Count every line below in which "Service" occurs, then give only the count.
**** Information given ****
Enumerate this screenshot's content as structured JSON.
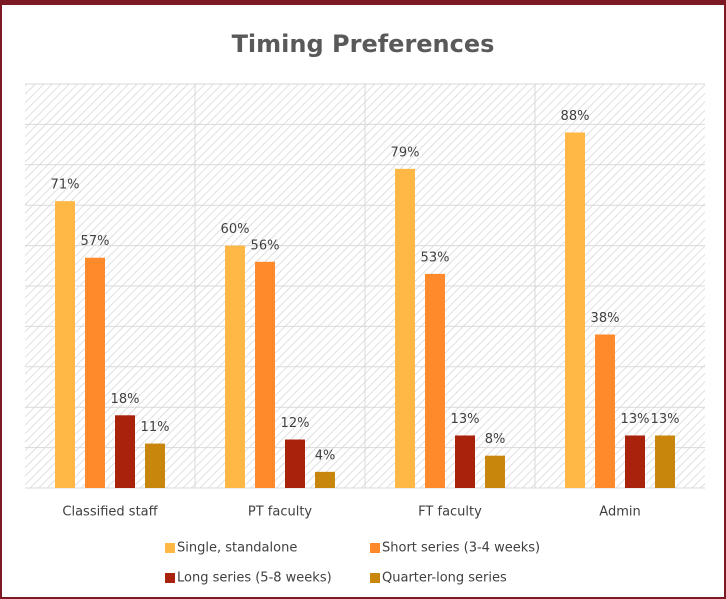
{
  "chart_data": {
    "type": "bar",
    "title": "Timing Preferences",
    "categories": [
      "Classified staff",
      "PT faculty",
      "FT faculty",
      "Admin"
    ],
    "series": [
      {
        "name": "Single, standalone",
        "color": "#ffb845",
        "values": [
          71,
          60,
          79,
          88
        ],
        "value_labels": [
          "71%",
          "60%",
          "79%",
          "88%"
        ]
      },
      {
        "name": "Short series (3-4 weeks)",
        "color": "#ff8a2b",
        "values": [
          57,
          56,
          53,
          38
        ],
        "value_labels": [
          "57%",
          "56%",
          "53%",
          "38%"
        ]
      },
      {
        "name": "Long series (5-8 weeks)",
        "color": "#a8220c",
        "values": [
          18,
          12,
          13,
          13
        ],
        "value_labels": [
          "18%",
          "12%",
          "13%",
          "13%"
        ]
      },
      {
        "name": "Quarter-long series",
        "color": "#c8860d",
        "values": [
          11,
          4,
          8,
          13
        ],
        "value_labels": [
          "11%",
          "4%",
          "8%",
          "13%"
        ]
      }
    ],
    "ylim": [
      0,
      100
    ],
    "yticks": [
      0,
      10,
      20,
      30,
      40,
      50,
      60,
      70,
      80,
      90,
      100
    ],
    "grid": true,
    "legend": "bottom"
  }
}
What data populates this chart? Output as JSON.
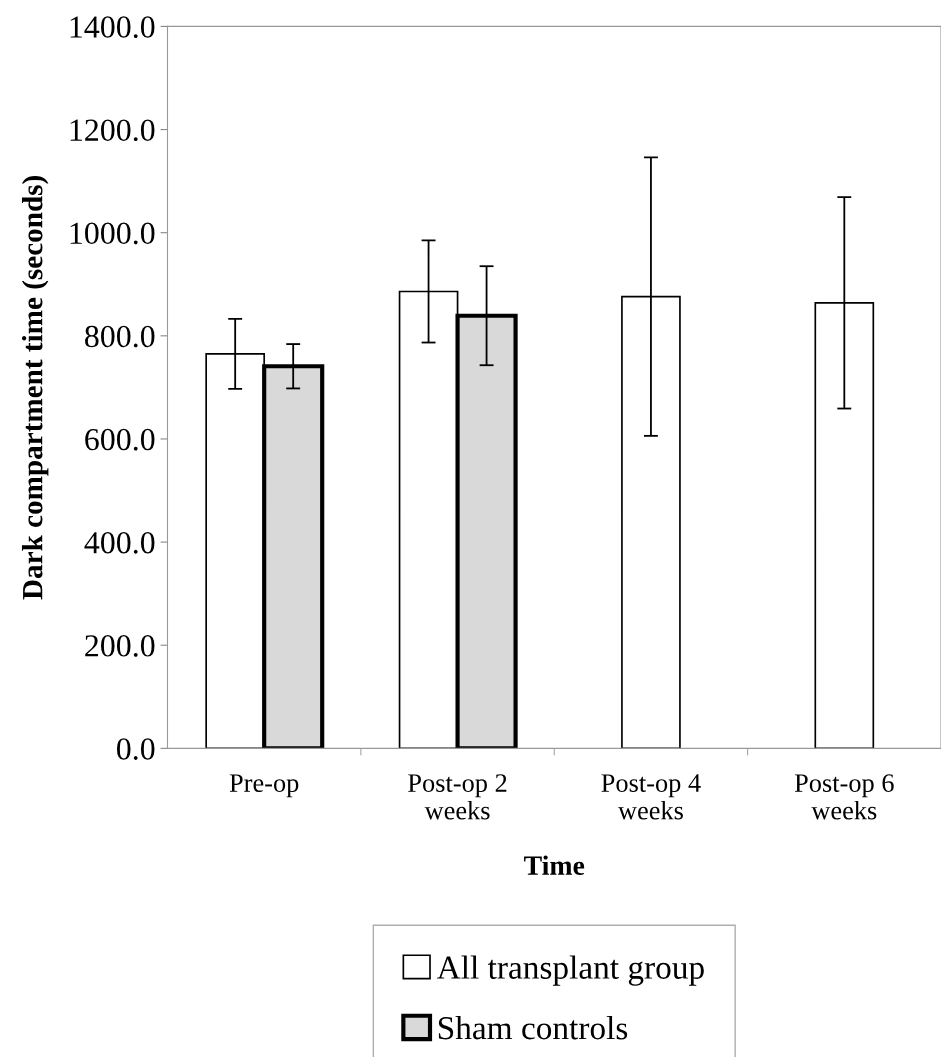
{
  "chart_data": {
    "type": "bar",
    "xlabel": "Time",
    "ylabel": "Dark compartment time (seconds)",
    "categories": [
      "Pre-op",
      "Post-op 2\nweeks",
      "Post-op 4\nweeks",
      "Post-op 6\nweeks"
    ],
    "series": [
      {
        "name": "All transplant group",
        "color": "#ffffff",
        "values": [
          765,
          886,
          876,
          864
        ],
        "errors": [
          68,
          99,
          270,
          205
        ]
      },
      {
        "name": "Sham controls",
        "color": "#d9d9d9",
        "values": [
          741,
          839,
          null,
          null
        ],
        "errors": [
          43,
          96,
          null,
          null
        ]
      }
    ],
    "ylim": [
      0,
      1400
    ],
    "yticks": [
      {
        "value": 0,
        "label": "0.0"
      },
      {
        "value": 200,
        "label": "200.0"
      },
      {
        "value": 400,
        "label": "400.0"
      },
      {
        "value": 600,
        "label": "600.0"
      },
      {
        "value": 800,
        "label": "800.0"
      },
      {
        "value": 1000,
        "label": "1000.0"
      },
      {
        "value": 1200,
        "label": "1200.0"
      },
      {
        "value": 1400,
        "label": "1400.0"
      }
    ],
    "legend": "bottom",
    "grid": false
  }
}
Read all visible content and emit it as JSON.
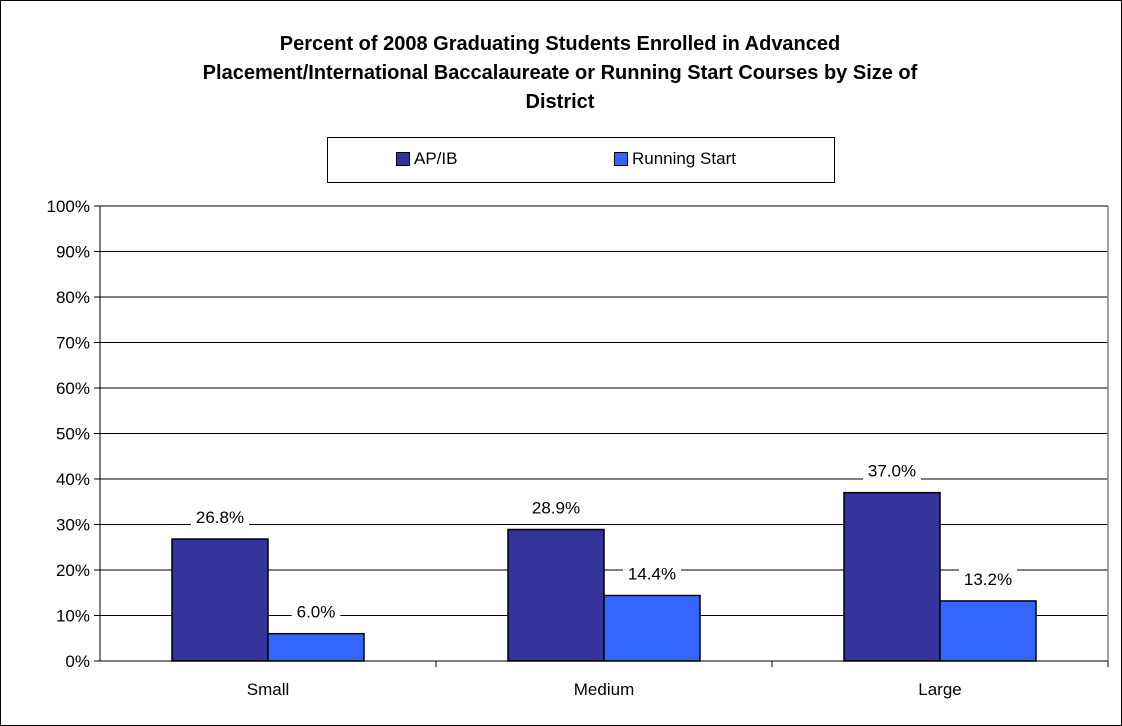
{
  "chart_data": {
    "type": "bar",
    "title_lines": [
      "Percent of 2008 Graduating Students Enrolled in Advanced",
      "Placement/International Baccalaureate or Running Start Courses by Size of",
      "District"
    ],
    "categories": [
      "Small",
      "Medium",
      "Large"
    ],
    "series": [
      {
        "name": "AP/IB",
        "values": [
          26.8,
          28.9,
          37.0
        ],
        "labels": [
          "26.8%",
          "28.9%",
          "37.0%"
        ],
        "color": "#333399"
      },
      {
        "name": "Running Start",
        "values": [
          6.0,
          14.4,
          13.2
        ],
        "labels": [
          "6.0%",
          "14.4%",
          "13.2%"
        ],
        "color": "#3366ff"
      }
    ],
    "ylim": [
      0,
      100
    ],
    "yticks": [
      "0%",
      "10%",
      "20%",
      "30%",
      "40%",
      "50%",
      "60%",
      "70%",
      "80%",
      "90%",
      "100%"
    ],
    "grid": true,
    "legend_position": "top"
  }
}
****
**** Information given ****
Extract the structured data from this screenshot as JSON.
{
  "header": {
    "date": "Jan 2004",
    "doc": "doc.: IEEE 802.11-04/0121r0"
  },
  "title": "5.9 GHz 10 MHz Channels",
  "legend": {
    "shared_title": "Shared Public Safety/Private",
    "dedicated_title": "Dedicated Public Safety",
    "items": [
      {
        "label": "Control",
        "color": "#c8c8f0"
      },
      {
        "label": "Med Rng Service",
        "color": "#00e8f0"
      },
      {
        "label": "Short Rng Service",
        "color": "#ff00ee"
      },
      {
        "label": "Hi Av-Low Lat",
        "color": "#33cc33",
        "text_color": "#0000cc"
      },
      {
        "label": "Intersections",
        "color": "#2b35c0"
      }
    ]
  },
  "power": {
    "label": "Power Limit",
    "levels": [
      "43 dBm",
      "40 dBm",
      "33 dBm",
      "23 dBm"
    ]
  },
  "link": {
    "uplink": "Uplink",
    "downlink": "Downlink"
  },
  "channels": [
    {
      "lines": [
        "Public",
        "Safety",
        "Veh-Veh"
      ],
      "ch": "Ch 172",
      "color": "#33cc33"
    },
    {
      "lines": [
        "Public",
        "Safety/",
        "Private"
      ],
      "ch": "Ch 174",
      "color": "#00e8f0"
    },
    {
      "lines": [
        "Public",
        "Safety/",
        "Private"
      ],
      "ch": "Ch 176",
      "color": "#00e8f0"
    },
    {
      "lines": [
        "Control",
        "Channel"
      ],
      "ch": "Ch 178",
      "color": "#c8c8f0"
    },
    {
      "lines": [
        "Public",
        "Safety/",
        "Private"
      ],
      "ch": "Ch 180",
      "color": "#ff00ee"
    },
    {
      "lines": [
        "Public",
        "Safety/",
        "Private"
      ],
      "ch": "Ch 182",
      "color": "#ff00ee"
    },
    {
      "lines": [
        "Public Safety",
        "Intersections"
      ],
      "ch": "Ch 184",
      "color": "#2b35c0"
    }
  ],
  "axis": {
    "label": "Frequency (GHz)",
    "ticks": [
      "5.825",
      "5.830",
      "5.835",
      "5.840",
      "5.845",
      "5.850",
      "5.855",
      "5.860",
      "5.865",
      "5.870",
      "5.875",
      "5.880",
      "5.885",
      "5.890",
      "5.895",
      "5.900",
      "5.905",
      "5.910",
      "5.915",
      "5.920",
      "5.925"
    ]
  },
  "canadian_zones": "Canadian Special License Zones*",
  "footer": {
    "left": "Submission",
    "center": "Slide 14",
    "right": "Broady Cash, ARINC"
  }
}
****
**Solution to this exercise**
2